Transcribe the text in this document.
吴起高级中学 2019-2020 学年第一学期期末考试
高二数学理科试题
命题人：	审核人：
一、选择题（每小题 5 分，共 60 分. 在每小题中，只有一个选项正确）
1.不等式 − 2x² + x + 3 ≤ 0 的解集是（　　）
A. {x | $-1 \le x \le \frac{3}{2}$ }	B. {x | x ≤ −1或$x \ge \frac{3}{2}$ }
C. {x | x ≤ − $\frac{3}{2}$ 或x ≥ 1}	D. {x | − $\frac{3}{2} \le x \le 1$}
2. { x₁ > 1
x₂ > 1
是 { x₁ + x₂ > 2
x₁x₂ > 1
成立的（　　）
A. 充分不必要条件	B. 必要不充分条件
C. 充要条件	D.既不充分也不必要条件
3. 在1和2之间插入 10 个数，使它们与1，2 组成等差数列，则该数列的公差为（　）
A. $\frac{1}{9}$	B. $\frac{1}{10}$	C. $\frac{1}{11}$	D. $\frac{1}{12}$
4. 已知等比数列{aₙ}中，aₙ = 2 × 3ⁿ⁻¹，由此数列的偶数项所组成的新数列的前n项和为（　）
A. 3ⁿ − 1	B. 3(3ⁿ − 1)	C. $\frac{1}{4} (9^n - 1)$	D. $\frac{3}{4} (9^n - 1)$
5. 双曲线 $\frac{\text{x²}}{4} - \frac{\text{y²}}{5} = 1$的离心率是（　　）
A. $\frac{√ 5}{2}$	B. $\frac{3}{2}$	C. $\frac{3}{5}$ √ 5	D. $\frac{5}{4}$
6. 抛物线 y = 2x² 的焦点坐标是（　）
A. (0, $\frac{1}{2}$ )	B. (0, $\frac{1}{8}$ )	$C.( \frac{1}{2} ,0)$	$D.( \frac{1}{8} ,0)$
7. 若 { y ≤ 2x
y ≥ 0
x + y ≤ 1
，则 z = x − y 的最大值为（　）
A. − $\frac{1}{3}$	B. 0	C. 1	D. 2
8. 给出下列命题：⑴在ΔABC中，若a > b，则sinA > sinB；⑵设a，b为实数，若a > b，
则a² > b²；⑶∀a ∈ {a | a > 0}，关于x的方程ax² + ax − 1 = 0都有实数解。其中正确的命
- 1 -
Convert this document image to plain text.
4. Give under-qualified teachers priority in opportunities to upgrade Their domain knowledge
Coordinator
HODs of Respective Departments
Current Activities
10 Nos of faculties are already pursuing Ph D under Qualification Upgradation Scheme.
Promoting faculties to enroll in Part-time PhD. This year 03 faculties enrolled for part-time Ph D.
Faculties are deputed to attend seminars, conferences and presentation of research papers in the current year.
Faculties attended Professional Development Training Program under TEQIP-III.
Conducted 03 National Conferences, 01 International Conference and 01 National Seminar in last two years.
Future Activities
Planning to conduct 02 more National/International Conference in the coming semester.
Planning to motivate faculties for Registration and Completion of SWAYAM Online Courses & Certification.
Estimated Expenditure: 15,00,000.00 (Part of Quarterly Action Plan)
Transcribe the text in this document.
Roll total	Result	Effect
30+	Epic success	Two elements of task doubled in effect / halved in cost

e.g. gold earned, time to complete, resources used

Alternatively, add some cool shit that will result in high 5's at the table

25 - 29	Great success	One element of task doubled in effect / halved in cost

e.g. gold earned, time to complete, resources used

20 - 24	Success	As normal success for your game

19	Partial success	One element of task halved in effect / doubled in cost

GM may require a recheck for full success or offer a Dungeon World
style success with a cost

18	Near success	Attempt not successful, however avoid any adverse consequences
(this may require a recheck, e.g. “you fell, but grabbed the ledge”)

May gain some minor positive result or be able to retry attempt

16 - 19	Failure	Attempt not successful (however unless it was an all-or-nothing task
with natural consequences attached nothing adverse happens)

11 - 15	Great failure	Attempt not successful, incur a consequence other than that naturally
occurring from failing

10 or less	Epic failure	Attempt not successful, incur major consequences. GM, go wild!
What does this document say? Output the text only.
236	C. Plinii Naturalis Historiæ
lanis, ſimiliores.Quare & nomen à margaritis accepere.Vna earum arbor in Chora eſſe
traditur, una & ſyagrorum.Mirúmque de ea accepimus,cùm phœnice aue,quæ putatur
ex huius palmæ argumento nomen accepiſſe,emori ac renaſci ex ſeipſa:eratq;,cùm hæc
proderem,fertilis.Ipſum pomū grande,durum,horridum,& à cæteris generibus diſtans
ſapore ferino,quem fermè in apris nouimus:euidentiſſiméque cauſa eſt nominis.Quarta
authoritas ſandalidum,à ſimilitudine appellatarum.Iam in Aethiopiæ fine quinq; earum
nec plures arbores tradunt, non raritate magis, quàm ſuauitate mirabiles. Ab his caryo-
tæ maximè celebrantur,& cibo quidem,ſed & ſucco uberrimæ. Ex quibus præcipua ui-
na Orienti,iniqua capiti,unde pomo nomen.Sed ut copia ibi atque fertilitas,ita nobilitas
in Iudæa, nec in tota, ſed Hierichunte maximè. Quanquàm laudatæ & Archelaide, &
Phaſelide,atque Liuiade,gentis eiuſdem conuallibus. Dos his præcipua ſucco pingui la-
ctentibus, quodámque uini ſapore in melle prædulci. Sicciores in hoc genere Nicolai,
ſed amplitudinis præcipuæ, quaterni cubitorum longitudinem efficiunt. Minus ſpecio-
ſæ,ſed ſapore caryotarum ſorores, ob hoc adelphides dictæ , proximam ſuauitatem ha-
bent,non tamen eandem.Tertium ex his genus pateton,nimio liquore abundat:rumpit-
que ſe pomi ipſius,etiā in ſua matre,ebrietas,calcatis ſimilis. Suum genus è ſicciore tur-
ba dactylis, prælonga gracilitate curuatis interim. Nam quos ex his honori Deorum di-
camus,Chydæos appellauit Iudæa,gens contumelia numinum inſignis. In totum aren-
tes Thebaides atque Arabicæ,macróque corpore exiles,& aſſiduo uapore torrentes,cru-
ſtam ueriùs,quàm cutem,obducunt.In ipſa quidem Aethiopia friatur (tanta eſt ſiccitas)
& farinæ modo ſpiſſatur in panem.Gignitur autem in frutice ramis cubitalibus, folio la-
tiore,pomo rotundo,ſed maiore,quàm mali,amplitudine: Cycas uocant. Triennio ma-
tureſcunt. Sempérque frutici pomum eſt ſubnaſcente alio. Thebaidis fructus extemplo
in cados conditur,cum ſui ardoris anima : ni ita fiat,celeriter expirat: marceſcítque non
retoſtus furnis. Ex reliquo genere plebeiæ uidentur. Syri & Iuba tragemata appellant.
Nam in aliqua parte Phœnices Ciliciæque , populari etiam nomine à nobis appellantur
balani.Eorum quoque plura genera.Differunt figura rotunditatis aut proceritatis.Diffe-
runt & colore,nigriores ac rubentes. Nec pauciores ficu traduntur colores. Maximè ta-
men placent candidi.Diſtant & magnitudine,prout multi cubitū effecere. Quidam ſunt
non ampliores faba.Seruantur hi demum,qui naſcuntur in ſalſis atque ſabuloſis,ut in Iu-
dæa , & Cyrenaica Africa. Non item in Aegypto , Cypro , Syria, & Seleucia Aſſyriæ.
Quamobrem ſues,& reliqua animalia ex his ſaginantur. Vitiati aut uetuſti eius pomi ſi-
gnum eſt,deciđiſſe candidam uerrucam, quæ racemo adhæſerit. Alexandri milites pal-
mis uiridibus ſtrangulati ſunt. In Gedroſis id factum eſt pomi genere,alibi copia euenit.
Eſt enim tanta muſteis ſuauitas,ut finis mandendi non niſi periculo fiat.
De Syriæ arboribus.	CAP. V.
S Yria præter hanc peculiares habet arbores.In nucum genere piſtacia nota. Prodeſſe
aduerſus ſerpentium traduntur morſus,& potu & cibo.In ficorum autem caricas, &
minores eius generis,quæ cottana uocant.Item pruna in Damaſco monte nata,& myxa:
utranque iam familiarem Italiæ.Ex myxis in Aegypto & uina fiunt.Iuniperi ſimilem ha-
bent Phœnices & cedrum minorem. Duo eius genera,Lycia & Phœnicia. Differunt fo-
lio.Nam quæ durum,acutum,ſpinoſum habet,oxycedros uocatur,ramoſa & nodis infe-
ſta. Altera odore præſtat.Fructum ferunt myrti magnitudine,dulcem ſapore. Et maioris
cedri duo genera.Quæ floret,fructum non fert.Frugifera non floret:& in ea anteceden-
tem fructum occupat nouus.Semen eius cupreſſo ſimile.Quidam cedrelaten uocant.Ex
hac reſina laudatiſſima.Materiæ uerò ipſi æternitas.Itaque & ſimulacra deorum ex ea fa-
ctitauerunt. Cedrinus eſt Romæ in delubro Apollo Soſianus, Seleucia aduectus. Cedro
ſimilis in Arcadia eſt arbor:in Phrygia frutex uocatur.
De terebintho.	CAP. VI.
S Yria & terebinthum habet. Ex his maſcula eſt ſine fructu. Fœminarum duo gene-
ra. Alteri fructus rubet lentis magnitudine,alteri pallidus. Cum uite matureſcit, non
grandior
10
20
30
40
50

**********

Each line above that includes "under" should be shown.

SOLUTION FOR THIS EXERCISE:
4. Give under-qualified teachers priority in opportunities to upgrade Their domain knowledge
10 Nos of faculties are already pursuing Ph D under Qualification Upgradation Scheme.
Faculties attended Professional Development Training Program under TEQIP-III.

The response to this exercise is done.